DIRECTION.
Copy out each line of the listing that has the word "même" in it.
===============
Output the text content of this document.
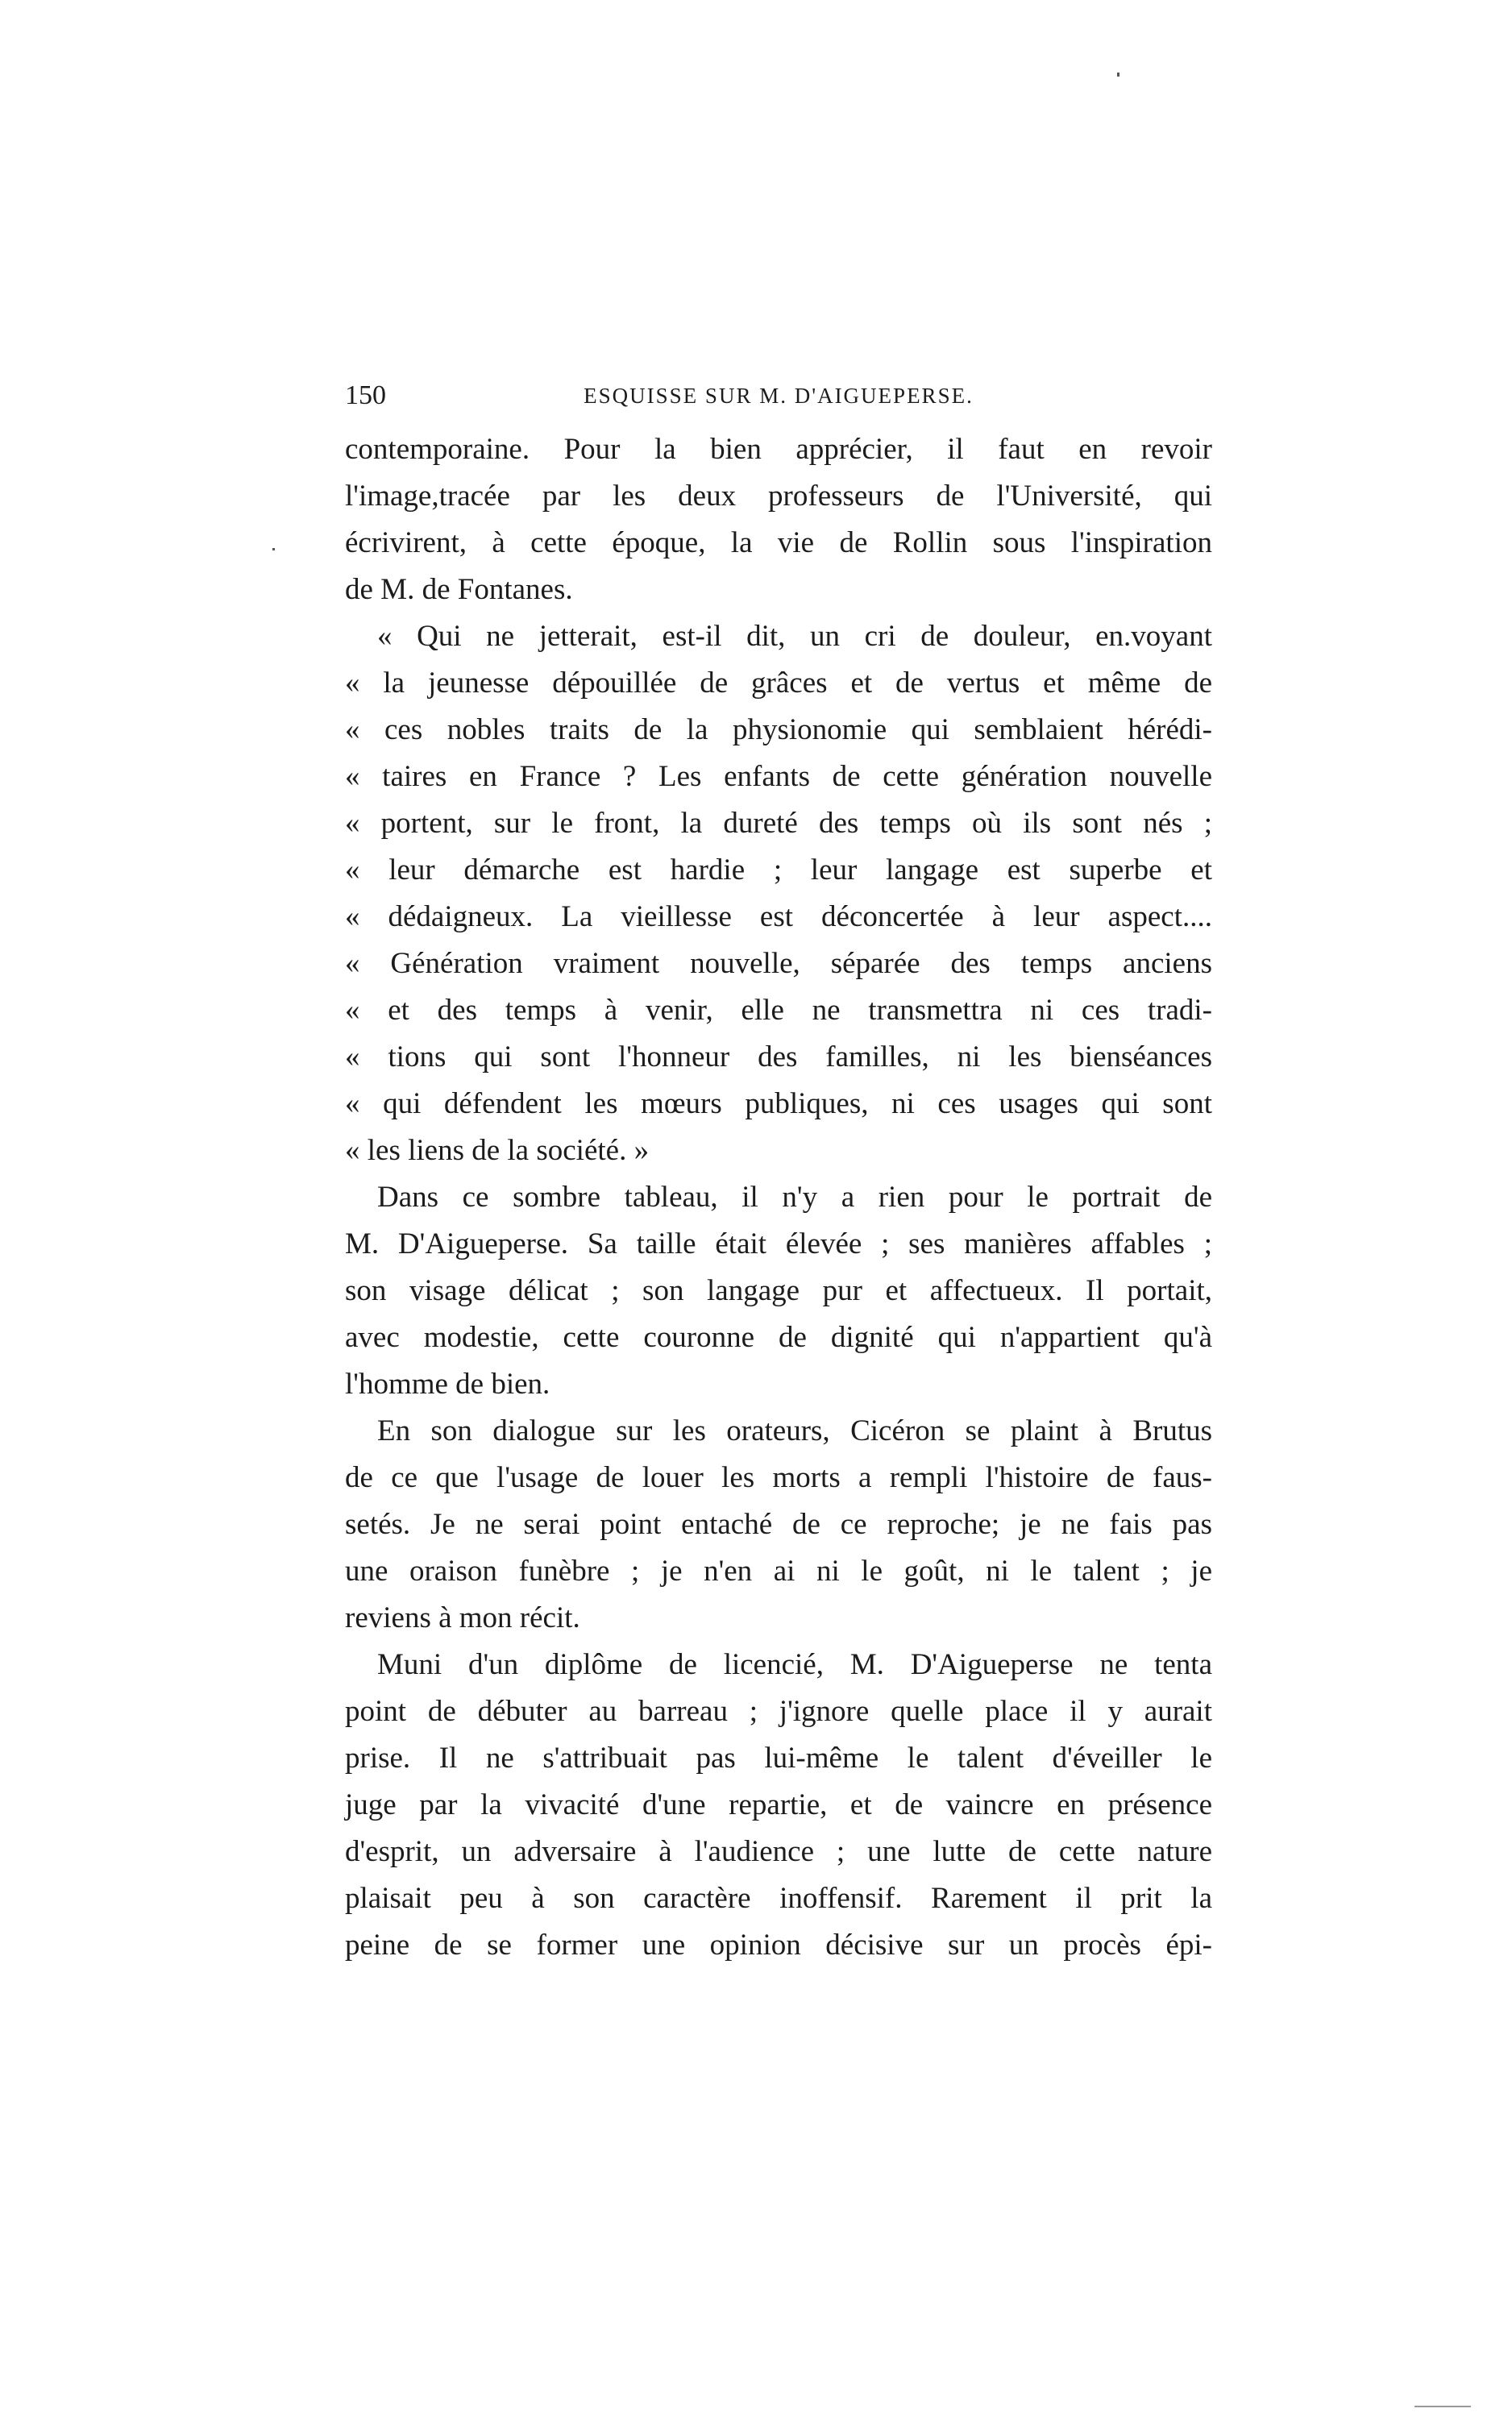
150	ESQUISSE SUR M. D'AIGUEPERSE.
contemporaine. Pour la bien apprécier, il faut en revoir
l'image,tracée par les deux professeurs de l'Université, qui
écrivirent, à cette époque, la vie de Rollin sous l'inspiration
de M. de Fontanes.
« Qui ne jetterait, est-il dit, un cri de douleur, en.voyant
« la jeunesse dépouillée de grâces et de vertus et même de
« ces nobles traits de la physionomie qui semblaient hérédi-
« taires en France ? Les enfants de cette génération nouvelle
« portent, sur le front, la dureté des temps où ils sont nés ;
« leur démarche est hardie ; leur langage est superbe et
« dédaigneux. La vieillesse est déconcertée à leur aspect....
« Génération vraiment nouvelle, séparée des temps anciens
« et des temps à venir, elle ne transmettra ni ces tradi-
« tions qui sont l'honneur des familles, ni les bienséances
« qui défendent les mœurs publiques, ni ces usages qui sont
« les liens de la société. »
Dans ce sombre tableau, il n'y a rien pour le portrait de
M. D'Aigueperse. Sa taille était élevée ; ses manières affables ;
son visage délicat ; son langage pur et affectueux. Il portait,
avec modestie, cette couronne de dignité qui n'appartient qu'à
l'homme de bien.
En son dialogue sur les orateurs, Cicéron se plaint à Brutus
de ce que l'usage de louer les morts a rempli l'histoire de faus-
setés. Je ne serai point entaché de ce reproche; je ne fais pas
une oraison funèbre ; je n'en ai ni le goût, ni le talent ; je
reviens à mon récit.
Muni d'un diplôme de licencié, M. D'Aigueperse ne tenta
point de débuter au barreau ; j'ignore quelle place il y aurait
prise. Il ne s'attribuait pas lui-même le talent d'éveiller le
juge par la vivacité d'une repartie, et de vaincre en présence
d'esprit, un adversaire à l'audience ; une lutte de cette nature
plaisait peu à son caractère inoffensif. Rarement il prit la
peine de se former une opinion décisive sur un procès épi-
===============
RESULT BELOW.
« la jeunesse dépouillée de grâces et de vertus et même de
prise. Il ne s'attribuait pas lui-même le talent d'éveiller le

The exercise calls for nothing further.